## Request
Write out every record below exactly as it appears.

## Source records
┄┄┄┄┄┄┄┄┄┄┄┄┄┄┄┄┄┄┄┄

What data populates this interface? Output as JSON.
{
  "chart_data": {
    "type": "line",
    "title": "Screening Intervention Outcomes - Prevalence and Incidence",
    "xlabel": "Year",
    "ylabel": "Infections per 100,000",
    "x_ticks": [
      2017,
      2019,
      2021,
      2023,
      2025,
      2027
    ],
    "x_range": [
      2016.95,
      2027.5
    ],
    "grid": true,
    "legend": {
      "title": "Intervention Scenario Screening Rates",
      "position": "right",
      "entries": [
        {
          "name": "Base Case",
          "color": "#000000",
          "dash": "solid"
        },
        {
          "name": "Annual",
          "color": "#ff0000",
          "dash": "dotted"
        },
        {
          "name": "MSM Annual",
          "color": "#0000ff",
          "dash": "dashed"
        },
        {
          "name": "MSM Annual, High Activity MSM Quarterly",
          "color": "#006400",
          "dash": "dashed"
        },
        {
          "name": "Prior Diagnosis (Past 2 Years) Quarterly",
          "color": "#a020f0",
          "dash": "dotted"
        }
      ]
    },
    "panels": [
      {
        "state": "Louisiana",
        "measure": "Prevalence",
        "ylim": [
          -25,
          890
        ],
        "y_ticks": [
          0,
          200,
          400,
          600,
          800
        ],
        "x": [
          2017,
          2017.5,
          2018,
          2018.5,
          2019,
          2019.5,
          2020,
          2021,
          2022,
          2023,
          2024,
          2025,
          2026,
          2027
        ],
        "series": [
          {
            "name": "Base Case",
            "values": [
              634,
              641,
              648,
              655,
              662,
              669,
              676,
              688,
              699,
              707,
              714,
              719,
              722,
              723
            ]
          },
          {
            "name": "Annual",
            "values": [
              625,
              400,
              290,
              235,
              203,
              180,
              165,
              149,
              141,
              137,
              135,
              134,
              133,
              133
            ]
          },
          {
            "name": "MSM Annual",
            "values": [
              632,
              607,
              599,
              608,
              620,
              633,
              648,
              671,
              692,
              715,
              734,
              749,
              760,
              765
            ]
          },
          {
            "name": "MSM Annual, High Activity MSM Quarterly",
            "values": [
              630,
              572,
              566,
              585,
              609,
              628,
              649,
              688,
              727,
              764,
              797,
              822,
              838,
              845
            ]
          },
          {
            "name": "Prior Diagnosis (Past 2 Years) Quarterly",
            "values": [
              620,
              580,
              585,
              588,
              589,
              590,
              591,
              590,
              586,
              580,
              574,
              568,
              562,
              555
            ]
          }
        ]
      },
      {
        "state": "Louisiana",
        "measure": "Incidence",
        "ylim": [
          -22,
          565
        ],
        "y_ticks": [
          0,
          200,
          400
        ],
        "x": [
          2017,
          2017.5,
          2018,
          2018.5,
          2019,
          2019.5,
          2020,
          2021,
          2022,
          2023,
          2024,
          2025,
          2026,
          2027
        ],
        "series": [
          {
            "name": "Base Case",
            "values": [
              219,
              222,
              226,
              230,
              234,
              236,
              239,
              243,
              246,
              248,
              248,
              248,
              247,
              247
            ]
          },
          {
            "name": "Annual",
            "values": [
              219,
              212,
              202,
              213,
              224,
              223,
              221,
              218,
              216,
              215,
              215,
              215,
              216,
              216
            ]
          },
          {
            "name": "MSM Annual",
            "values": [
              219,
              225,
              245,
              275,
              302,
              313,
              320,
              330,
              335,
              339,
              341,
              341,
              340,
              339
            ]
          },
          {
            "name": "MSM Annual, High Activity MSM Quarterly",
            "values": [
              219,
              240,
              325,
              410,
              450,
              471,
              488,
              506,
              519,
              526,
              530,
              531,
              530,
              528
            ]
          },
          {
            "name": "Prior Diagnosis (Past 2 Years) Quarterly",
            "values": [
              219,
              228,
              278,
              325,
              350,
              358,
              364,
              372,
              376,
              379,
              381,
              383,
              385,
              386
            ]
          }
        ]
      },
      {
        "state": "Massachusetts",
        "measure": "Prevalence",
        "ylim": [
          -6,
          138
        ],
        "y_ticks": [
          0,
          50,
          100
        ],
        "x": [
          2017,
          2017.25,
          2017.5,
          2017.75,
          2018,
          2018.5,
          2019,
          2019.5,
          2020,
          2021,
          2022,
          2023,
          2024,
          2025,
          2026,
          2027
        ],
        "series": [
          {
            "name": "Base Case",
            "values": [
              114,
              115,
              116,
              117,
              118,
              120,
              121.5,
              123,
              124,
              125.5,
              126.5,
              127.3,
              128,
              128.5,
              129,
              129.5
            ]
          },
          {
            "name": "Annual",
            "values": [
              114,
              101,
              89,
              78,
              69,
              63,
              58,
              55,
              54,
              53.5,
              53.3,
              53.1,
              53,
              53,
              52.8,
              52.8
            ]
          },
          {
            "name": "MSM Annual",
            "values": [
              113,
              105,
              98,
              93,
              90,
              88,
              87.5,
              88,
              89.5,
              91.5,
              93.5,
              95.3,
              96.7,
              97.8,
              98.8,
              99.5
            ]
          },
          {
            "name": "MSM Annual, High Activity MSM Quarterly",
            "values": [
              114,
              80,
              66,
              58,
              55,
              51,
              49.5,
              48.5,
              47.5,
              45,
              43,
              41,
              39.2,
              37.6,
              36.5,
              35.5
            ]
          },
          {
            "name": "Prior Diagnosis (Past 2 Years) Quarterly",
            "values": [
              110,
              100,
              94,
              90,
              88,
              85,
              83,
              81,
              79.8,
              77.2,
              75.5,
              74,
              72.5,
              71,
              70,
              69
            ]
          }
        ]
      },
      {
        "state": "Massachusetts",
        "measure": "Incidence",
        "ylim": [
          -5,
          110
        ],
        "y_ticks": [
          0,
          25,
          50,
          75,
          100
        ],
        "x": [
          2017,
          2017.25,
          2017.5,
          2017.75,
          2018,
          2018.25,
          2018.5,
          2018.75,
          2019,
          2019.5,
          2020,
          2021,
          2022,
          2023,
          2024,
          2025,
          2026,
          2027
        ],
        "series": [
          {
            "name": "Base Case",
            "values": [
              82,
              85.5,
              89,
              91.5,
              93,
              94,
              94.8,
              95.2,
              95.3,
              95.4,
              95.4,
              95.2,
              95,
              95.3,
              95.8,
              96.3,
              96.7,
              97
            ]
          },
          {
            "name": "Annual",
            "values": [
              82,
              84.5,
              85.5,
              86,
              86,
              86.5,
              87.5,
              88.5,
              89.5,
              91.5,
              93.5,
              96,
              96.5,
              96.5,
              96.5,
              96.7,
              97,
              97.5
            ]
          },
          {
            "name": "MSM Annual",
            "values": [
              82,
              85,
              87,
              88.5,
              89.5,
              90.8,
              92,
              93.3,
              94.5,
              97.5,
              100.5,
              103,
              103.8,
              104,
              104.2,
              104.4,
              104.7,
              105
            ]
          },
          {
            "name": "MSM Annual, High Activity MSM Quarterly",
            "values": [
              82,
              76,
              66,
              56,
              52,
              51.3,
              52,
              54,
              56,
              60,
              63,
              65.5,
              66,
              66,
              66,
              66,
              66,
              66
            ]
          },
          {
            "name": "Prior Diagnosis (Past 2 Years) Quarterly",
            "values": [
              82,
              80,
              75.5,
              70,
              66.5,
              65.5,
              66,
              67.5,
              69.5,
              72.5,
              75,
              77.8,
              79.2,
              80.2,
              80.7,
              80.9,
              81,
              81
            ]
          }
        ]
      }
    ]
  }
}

┄┄┄┄┄┄┄┄┄┄┄┄┄┄┄┄┄┄┄┄

## Expected answer
What data populates this interface? Output as JSON.
{
  "chart_data": {
    "type": "line",
    "title": "Screening Intervention Outcomes - Prevalence and Incidence",
    "xlabel": "Year",
    "ylabel": "Infections per 100,000",
    "x_ticks": [
      2017,
      2019,
      2021,
      2023,
      2025,
      2027
    ],
    "x_range": [
      2016.95,
      2027.5
    ],
    "grid": true,
    "legend": {
      "title": "Intervention Scenario Screening Rates",
      "position": "right",
      "entries": [
        {
          "name": "Base Case",
          "color": "#000000",
          "dash": "solid"
        },
        {
          "name": "Annual",
          "color": "#ff0000",
          "dash": "dotted"
        },
        {
          "name": "MSM Annual",
          "color": "#0000ff",
          "dash": "dashed"
        },
        {
          "name": "MSM Annual, High Activity MSM Quarterly",
          "color": "#006400",
          "dash": "dashed"
        },
        {
          "name": "Prior Diagnosis (Past 2 Years) Quarterly",
          "color": "#a020f0",
          "dash": "dotted"
        }
      ]
    },
    "panels": [
      {
        "state": "Louisiana",
        "measure": "Prevalence",
        "ylim": [
          -25,
          890
        ],
        "y_ticks": [
          0,
          200,
          400,
          600,
          800
        ],
        "x": [
          2017,
          2017.5,
          2018,
          2018.5,
          2019,
          2019.5,
          2020,
          2021,
          2022,
          2023,
          2024,
          2025,
          2026,
          2027
        ],
        "series": [
          {
            "name": "Base Case",
            "values": [
              634,
              641,
              648,
              655,
              662,
              669,
              676,
              688,
              699,
              707,
              714,
              719,
              722,
              723
            ]
          },
          {
            "name": "Annual",
            "values": [
              625,
              400,
              290,
              235,
              203,
              180,
              165,
              149,
              141,
              137,
              135,
              134,
              133,
              133
            ]
          },
          {
            "name": "MSM Annual",
            "values": [
              632,
              607,
              599,
              608,
              620,
              633,
              648,
              671,
              692,
              715,
              734,
              749,
              760,
              765
            ]
          },
          {
            "name": "MSM Annual, High Activity MSM Quarterly",
            "values": [
              630,
              572,
              566,
              585,
              609,
              628,
              649,
              688,
              727,
              764,
              797,
              822,
              838,
              845
            ]
          },
          {
            "name": "Prior Diagnosis (Past 2 Years) Quarterly",
            "values": [
              620,
              580,
              585,
              588,
              589,
              590,
              591,
              590,
              586,
              580,
              574,
              568,
              562,
              555
            ]
          }
        ]
      },
      {
        "state": "Louisiana",
        "measure": "Incidence",
        "ylim": [
          -22,
          565
        ],
        "y_ticks": [
          0,
          200,
          400
        ],
        "x": [
          2017,
          2017.5,
          2018,
          2018.5,
          2019,
          2019.5,
          2020,
          2021,
          2022,
          2023,
          2024,
          2025,
          2026,
          2027
        ],
        "series": [
          {
            "name": "Base Case",
            "values": [
              219,
              222,
              226,
              230,
              234,
              236,
              239,
              243,
              246,
              248,
              248,
              248,
              247,
              247
            ]
          },
          {
            "name": "Annual",
            "values": [
              219,
              212,
              202,
              213,
              224,
              223,
              221,
              218,
              216,
              215,
              215,
              215,
              216,
              216
            ]
          },
          {
            "name": "MSM Annual",
            "values": [
              219,
              225,
              245,
              275,
              302,
              313,
              320,
              330,
              335,
              339,
              341,
              341,
              340,
              339
            ]
          },
          {
            "name": "MSM Annual, High Activity MSM Quarterly",
            "values": [
              219,
              240,
              325,
              410,
              450,
              471,
              488,
              506,
              519,
              526,
              530,
              531,
              530,
              528
            ]
          },
          {
            "name": "Prior Diagnosis (Past 2 Years) Quarterly",
            "values": [
              219,
              228,
              278,
              325,
              350,
              358,
              364,
              372,
              376,
              379,
              381,
              383,
              385,
              386
            ]
          }
        ]
      },
      {
        "state": "Massachusetts",
        "measure": "Prevalence",
        "ylim": [
          -6,
          138
        ],
        "y_ticks": [
          0,
          50,
          100
        ],
        "x": [
          2017,
          2017.25,
          2017.5,
          2017.75,
          2018,
          2018.5,
          2019,
          2019.5,
          2020,
          2021,
          2022,
          2023,
          2024,
          2025,
          2026,
          2027
        ],
        "series": [
          {
            "name": "Base Case",
            "values": [
              114,
              115,
              116,
              117,
              118,
              120,
              121.5,
              123,
              124,
              125.5,
              126.5,
              127.3,
              128,
              128.5,
              129,
              129.5
            ]
          },
          {
            "name": "Annual",
            "values": [
              114,
              101,
              89,
              78,
              69,
              63,
              58,
              55,
              54,
              53.5,
              53.3,
              53.1,
              53,
              53,
              52.8,
              52.8
            ]
          },
          {
            "name": "MSM Annual",
            "values": [
              113,
              105,
              98,
              93,
              90,
              88,
              87.5,
              88,
              89.5,
              91.5,
              93.5,
              95.3,
              96.7,
              97.8,
              98.8,
              99.5
            ]
          },
          {
            "name": "MSM Annual, High Activity MSM Quarterly",
            "values": [
              114,
              80,
              66,
              58,
              55,
              51,
              49.5,
              48.5,
              47.5,
              45,
              43,
              41,
              39.2,
              37.6,
              36.5,
              35.5
            ]
          },
          {
            "name": "Prior Diagnosis (Past 2 Years) Quarterly",
            "values": [
              110,
              100,
              94,
              90,
              88,
              85,
              83,
              81,
              79.8,
              77.2,
              75.5,
              74,
              72.5,
              71,
              70,
              69
            ]
          }
        ]
      },
      {
        "state": "Massachusetts",
        "measure": "Incidence",
        "ylim": [
          -5,
          110
        ],
        "y_ticks": [
          0,
          25,
          50,
          75,
          100
        ],
        "x": [
          2017,
          2017.25,
          2017.5,
          2017.75,
          2018,
          2018.25,
          2018.5,
          2018.75,
          2019,
          2019.5,
          2020,
          2021,
          2022,
          2023,
          2024,
          2025,
          2026,
          2027
        ],
        "series": [
          {
            "name": "Base Case",
            "values": [
              82,
              85.5,
              89,
              91.5,
              93,
              94,
              94.8,
              95.2,
              95.3,
              95.4,
              95.4,
              95.2,
              95,
              95.3,
              95.8,
              96.3,
              96.7,
              97
            ]
          },
          {
            "name": "Annual",
            "values": [
              82,
              84.5,
              85.5,
              86,
              86,
              86.5,
              87.5,
              88.5,
              89.5,
              91.5,
              93.5,
              96,
              96.5,
              96.5,
              96.5,
              96.7,
              97,
              97.5
            ]
          },
          {
            "name": "MSM Annual",
            "values": [
              82,
              85,
              87,
              88.5,
              89.5,
              90.8,
              92,
              93.3,
              94.5,
              97.5,
              100.5,
              103,
              103.8,
              104,
              104.2,
              104.4,
              104.7,
              105
            ]
          },
          {
            "name": "MSM Annual, High Activity MSM Quarterly",
            "values": [
              82,
              76,
              66,
              56,
              52,
              51.3,
              52,
              54,
              56,
              60,
              63,
              65.5,
              66,
              66,
              66,
              66,
              66,
              66
            ]
          },
          {
            "name": "Prior Diagnosis (Past 2 Years) Quarterly",
            "values": [
              82,
              80,
              75.5,
              70,
              66.5,
              65.5,
              66,
              67.5,
              69.5,
              72.5,
              75,
              77.8,
              79.2,
              80.2,
              80.7,
              80.9,
              81,
              81
            ]
          }
        ]
      }
    ]
  }
}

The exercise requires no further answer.